++++ Given text

It's 1993. There's no YouTube, no social media. There is technically internet, but very few people have it. Only a relatively small number of people have video cameras as well. So how did two troublemakers from New York become famous for pranking people without all the trappings that are used for those types of shenanigans nowadays? The old fashioned way — prank phone calls. And in that year, two guys become some of the unlikeliest celebrities of the decade when they released a platinum-selling, Billboard-charting album consisting entirely of prank calls under the name The Jerky Boys.

Throughout the '90s, The Jerky Boys would release three more albums of all-new material, each one landing on the Billboard 200, one going platinum, and another going gold. At the height of their popularity, the duo — real names Johnny Brennan and Kamal Ahmed — had enough cultural cache that they co-wrote and starred in the Touchstone Pictures-produced "The Jerky Boys: The Movie" in 1995. But going into the 2000s, the shine had dulled, and the world hung up on the Jerky Boys. So what happened to these two guys from New York, who become inexplicably famous just by prank calling people, in the 25 years since they were last household names? 

The failure of the movie tainted the brand

As famous as various YouTube and TikTok pranksters have gotten, none have yet gotten famous enough to be the stars of their own theatrically-released, major studio-backed film based on their own lives, careers, and characters. There are have been prank movies, including ones that get so big that they dominate Netflix, but they're typically more of the hidden camera or stunt-based variety. But The Jerky Boys were that famous in 1995 when "The Jerky Boys: The Movie" hit theaters across the U.S. — co-starring Alan Arkin, no less. One of the film's producers, Joe Roth, told Variety, "The guys could be the '90s Cheech and Chong."

That didn't end up being the case. Rather than take Johnny Brennan and Kamal Ahmed to the next level of fame, "The Jerky Boys: The Movie" was both critically panned as well as a box office flop. While it did double its $4 million production budget, that doesn't account for marketing or additional costs. Though it wouldn't mark the end of The Jerky Boys by a long shot, as the duo would put out four more albums together after the film's release, their popularity definitely saw a sharp decline in the latter half of the decade. It's hard not to consider the failure of the movie as one of the reasons for that.

++++++++
++++ Data to use

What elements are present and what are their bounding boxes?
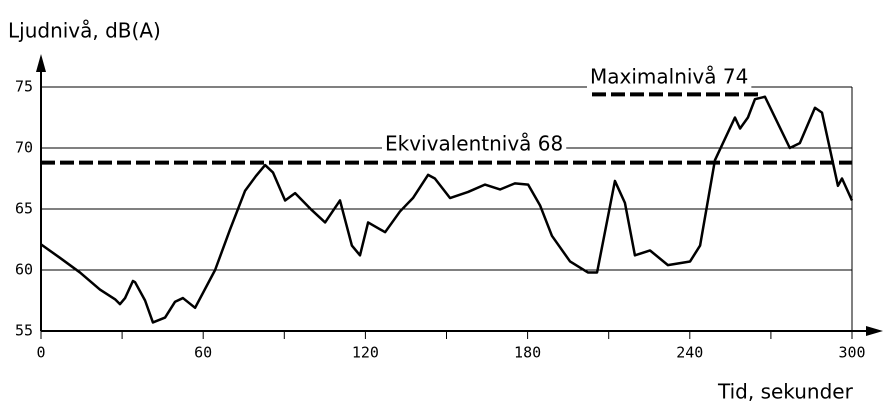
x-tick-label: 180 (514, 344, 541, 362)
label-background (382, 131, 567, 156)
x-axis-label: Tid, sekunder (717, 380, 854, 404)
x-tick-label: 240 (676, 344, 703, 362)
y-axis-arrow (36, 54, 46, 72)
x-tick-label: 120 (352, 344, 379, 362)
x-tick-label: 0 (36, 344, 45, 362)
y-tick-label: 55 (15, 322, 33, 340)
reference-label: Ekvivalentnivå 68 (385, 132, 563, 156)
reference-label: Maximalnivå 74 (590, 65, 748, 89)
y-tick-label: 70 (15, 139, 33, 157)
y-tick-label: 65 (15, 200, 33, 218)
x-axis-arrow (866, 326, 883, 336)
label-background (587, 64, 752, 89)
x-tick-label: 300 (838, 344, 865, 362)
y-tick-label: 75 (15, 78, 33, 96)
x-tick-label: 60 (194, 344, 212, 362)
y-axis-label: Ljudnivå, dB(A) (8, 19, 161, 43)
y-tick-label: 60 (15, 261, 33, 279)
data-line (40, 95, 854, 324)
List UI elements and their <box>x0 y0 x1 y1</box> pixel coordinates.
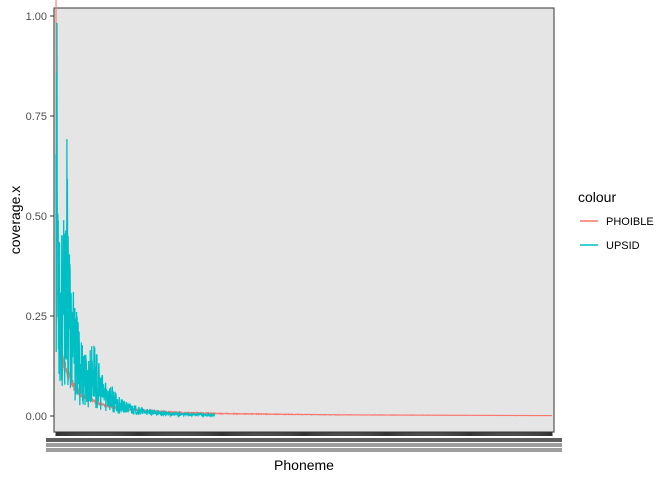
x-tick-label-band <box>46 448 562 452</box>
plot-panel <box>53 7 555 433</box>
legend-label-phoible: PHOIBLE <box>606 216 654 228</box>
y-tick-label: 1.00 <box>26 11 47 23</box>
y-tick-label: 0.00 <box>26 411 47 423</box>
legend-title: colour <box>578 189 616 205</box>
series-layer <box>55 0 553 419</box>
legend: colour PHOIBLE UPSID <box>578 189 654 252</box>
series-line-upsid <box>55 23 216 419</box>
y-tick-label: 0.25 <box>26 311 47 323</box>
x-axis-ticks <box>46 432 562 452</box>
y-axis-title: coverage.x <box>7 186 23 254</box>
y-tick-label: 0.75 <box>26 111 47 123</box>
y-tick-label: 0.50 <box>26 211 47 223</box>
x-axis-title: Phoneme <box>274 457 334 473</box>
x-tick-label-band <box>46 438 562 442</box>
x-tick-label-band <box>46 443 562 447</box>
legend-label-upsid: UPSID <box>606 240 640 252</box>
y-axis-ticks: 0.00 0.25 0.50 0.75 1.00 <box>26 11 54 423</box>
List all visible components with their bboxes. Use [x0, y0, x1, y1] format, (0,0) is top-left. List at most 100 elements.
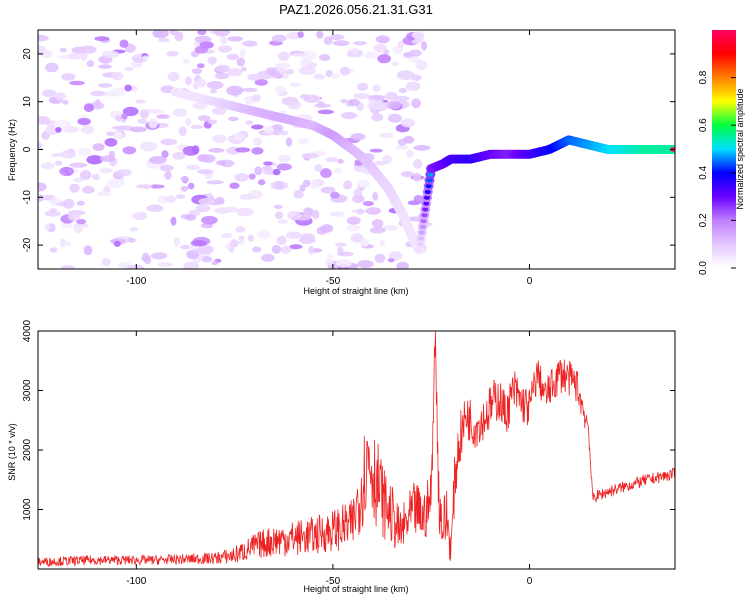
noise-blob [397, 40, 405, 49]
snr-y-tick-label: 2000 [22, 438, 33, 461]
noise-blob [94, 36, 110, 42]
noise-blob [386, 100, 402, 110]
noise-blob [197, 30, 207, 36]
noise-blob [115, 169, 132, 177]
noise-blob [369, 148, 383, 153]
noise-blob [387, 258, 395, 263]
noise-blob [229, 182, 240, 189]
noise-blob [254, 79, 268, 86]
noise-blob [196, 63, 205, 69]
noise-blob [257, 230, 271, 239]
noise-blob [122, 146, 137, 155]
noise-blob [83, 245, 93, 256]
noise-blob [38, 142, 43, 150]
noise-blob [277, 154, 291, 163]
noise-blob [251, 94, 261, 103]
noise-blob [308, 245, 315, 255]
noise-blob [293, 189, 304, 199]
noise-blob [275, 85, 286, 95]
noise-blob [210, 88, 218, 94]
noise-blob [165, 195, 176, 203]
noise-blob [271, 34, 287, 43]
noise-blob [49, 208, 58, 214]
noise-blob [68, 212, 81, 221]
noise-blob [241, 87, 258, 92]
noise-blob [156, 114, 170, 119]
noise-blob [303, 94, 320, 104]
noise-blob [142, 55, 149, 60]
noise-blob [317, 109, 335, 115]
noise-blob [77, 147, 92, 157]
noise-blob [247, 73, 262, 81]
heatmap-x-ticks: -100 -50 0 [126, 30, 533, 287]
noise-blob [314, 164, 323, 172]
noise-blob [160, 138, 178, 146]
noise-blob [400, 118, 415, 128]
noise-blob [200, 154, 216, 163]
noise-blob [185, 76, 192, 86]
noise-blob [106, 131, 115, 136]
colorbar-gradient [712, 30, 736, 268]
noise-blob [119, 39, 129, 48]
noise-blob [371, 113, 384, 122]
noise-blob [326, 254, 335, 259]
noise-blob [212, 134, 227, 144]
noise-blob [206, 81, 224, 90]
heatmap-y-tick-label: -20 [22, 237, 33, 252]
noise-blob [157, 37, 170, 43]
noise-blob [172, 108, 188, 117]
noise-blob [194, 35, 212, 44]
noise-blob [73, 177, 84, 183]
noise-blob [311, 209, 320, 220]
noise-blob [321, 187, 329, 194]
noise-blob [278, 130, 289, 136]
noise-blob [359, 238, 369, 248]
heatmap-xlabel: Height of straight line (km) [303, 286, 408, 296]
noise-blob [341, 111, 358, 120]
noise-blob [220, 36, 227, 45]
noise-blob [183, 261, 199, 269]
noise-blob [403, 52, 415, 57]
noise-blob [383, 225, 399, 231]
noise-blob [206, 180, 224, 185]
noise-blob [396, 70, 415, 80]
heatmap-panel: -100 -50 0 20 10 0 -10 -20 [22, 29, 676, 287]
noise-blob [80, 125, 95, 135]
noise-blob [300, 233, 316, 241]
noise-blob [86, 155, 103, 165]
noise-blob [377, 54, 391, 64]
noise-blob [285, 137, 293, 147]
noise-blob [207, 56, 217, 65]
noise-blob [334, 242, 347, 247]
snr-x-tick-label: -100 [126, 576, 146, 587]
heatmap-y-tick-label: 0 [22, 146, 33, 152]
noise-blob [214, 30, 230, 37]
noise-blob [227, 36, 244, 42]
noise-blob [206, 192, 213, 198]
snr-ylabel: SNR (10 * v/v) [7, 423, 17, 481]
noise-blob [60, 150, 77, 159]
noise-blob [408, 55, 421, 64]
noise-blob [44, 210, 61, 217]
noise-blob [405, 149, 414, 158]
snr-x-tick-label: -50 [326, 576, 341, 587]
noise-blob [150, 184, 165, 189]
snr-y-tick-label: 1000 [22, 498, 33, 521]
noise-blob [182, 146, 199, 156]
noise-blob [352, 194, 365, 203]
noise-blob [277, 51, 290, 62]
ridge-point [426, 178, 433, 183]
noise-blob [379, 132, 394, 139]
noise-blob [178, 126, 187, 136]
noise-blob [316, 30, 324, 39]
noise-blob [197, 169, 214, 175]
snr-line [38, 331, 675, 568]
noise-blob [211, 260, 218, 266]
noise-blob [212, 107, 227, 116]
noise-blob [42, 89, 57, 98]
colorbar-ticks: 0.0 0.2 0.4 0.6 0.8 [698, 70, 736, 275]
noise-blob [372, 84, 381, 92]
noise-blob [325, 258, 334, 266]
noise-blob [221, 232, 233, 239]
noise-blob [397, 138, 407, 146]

++++++++

### List of tasks
1. In the piece about The Jerky Boys, translate the sentence "There is technically internet, but very few people have it." into Spanish.
2. Set out as a numbered list the part of the records that runs from their first line through the line containing "List UI elements", with both ends included. Leave out the pictures and any blank lines.
The text and the records have no connection to each other.

### Answers to the exercise
1. Técnicamente existe internet, pero muy pocas personas lo tienen.

2.
1. What elements are present and what are their bounding boxes?
2. x-tick-label: 180 (514, 344, 541, 362)
3. label-background (382, 131, 567, 156)
4. x-axis-label: Tid, sekunder (717, 380, 854, 404)
5. x-tick-label: 240 (676, 344, 703, 362)
6. y-axis-arrow (36, 54, 46, 72)
7. x-tick-label: 120 (352, 344, 379, 362)
8. x-tick-label: 0 (36, 344, 45, 362)
9. y-tick-label: 55 (15, 322, 33, 340)
10. reference-label: Ekvivalentnivå 68 (385, 132, 563, 156)
11. reference-label: Maximalnivå 74 (590, 65, 748, 89)
12. y-tick-label: 70 (15, 139, 33, 157)
13. y-tick-label: 65 (15, 200, 33, 218)
14. x-axis-arrow (866, 326, 883, 336)
15. label-background (587, 64, 752, 89)
16. x-tick-label: 300 (838, 344, 865, 362)
17. y-tick-label: 75 (15, 78, 33, 96)
18. x-tick-label: 60 (194, 344, 212, 362)
19. y-axis-label: Ljudnivå, dB(A) (8, 19, 161, 43)
20. y-tick-label: 60 (15, 261, 33, 279)
21. data-line (40, 95, 854, 324)
22. List UI elements and their <box>x0 y0 x1 y1</box> pixel coordinates.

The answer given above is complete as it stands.